**Stated task**
Please transcribe the data that follows without the pictures, keeping every word the same.

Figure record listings
* BEGIN *

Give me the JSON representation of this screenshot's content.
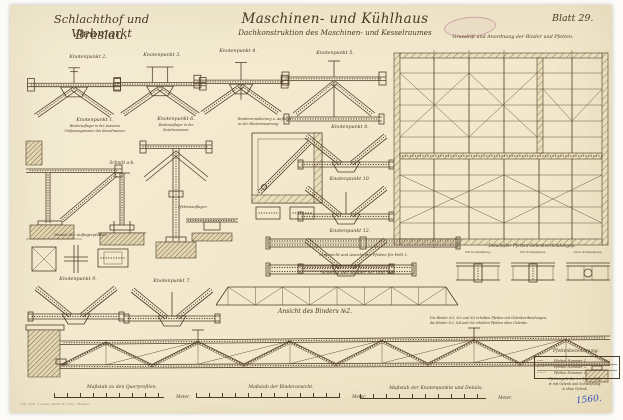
{
  "sheet": {
    "project_line1": "Schlachthof und Viehmarkt",
    "project_line2": "Breslau.",
    "title_line1": "Maschinen- und Kühlhaus",
    "subtitle": "Dachkonstruktion des Maschinen- und Kesselraumes",
    "blatt_label": "Blatt 29.",
    "archive_number": "1560.",
    "printer_note": "Lith. Anst. v. Grass, Barth & Comp., Breslau.",
    "ink_color": "#4f3c27",
    "paper_color": "#f2e8cc"
  },
  "plan": {
    "title": "Grundriß und Anordnung der Binder und Pfetten."
  },
  "details": {
    "k1": "Knotenpunkt 1.",
    "k1_sub1": "Binderauflager in der äusseren",
    "k1_sub2": "Umfassungsmauer des Kesselraumes.",
    "k2": "Knotenpunkt 2.",
    "k3": "Knotenpunkt 3.",
    "k4": "Knotenpunkt 4.",
    "k5": "Knotenpunkt 5.",
    "k6": "Knotenpunkt 6.",
    "k6_sub1": "Binderauflager in der",
    "k6_sub2": "Zwischenmauer.",
    "k7": "Knotenpunkt 7.",
    "k8": "Knotenpunkt 8.",
    "k9": "Knotenpunkt 9.",
    "k10": "Knotenpunkt 10.",
    "k12": "Knotenpunkt 12.",
    "schnitt_ab": "Schnitt a-b.",
    "pfettenauflager": "Pfettenauflager:",
    "verankerung1": "Binderverankerung u. Auflager",
    "verankerung2": "in der Hintermauerung:",
    "auflagerplatten": "Details der Auflagerplatten.",
    "untersicht_pfette": "Untersicht und Ansicht der Pfetten für Feld 2.",
    "gelenke_title": "Details der Pfetten-Gelenkverbindungen:",
    "gelenk1": "mit Schweißung.",
    "gelenk2": "mit Schweißung.",
    "gelenk3": "ohne Schweißung.",
    "schema_title": "Schema der Binder №1 und №2.",
    "ansicht_title": "Ansicht des Binders №2."
  },
  "notes": {
    "binder_note1": "Die Binder №1, №3 und №5 erhalten Pfetten mit Gelenkverbindungen,",
    "binder_note2": "die Binder №2, №4 und №6 erhalten Pfetten ohne Gelenke."
  },
  "legend": {
    "title": "Pfettenbezeichnung:",
    "rows": [
      {
        "sym": "───",
        "label": "Pfetten Nummer 1."
      },
      {
        "sym": "─ · ─",
        "label": "Pfetten Nummer 2."
      },
      {
        "sym": "─ ─ ─",
        "label": "Pfetten Nummer 3."
      }
    ],
    "note_title": "Pfettengelenke im Querschiff:",
    "note1": "⊕ mit Gelenk und Schweißung.",
    "note2": "⊖ ohne Gelenk."
  },
  "scales": {
    "s1_label": "Maßstab zu den Querprofilen.",
    "s2_label": "Maßstab der Binderansicht.",
    "s3_label": "Maßstab der Knotenpunkte und Details.",
    "unit": "Meter."
  }
}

* END *

**Solution for this task**
Give me the JSON representation of this screenshot's content.
{
  "sheet": {
    "project_line1": "Schlachthof und Viehmarkt",
    "project_line2": "Breslau.",
    "title_line1": "Maschinen- und Kühlhaus",
    "subtitle": "Dachkonstruktion des Maschinen- und Kesselraumes",
    "blatt_label": "Blatt 29.",
    "archive_number": "1560.",
    "printer_note": "Lith. Anst. v. Grass, Barth & Comp., Breslau.",
    "ink_color": "#4f3c27",
    "paper_color": "#f2e8cc"
  },
  "plan": {
    "title": "Grundriß und Anordnung der Binder und Pfetten."
  },
  "details": {
    "k1": "Knotenpunkt 1.",
    "k1_sub1": "Binderauflager in der äusseren",
    "k1_sub2": "Umfassungsmauer des Kesselraumes.",
    "k2": "Knotenpunkt 2.",
    "k3": "Knotenpunkt 3.",
    "k4": "Knotenpunkt 4.",
    "k5": "Knotenpunkt 5.",
    "k6": "Knotenpunkt 6.",
    "k6_sub1": "Binderauflager in der",
    "k6_sub2": "Zwischenmauer.",
    "k7": "Knotenpunkt 7.",
    "k8": "Knotenpunkt 8.",
    "k9": "Knotenpunkt 9.",
    "k10": "Knotenpunkt 10.",
    "k12": "Knotenpunkt 12.",
    "schnitt_ab": "Schnitt a-b.",
    "pfettenauflager": "Pfettenauflager:",
    "verankerung1": "Binderverankerung u. Auflager",
    "verankerung2": "in der Hintermauerung:",
    "auflagerplatten": "Details der Auflagerplatten.",
    "untersicht_pfette": "Untersicht und Ansicht der Pfetten für Feld 2.",
    "gelenke_title": "Details der Pfetten-Gelenkverbindungen:",
    "gelenk1": "mit Schweißung.",
    "gelenk2": "mit Schweißung.",
    "gelenk3": "ohne Schweißung.",
    "schema_title": "Schema der Binder №1 und №2.",
    "ansicht_title": "Ansicht des Binders №2."
  },
  "notes": {
    "binder_note1": "Die Binder №1, №3 und №5 erhalten Pfetten mit Gelenkverbindungen,",
    "binder_note2": "die Binder №2, №4 und №6 erhalten Pfetten ohne Gelenke."
  },
  "legend": {
    "title": "Pfettenbezeichnung:",
    "rows": [
      {
        "sym": "───",
        "label": "Pfetten Nummer 1."
      },
      {
        "sym": "─ · ─",
        "label": "Pfetten Nummer 2."
      },
      {
        "sym": "─ ─ ─",
        "label": "Pfetten Nummer 3."
      }
    ],
    "note_title": "Pfettengelenke im Querschiff:",
    "note1": "⊕ mit Gelenk und Schweißung.",
    "note2": "⊖ ohne Gelenk."
  },
  "scales": {
    "s1_label": "Maßstab zu den Querprofilen.",
    "s2_label": "Maßstab der Binderansicht.",
    "s3_label": "Maßstab der Knotenpunkte und Details.",
    "unit": "Meter."
  }
}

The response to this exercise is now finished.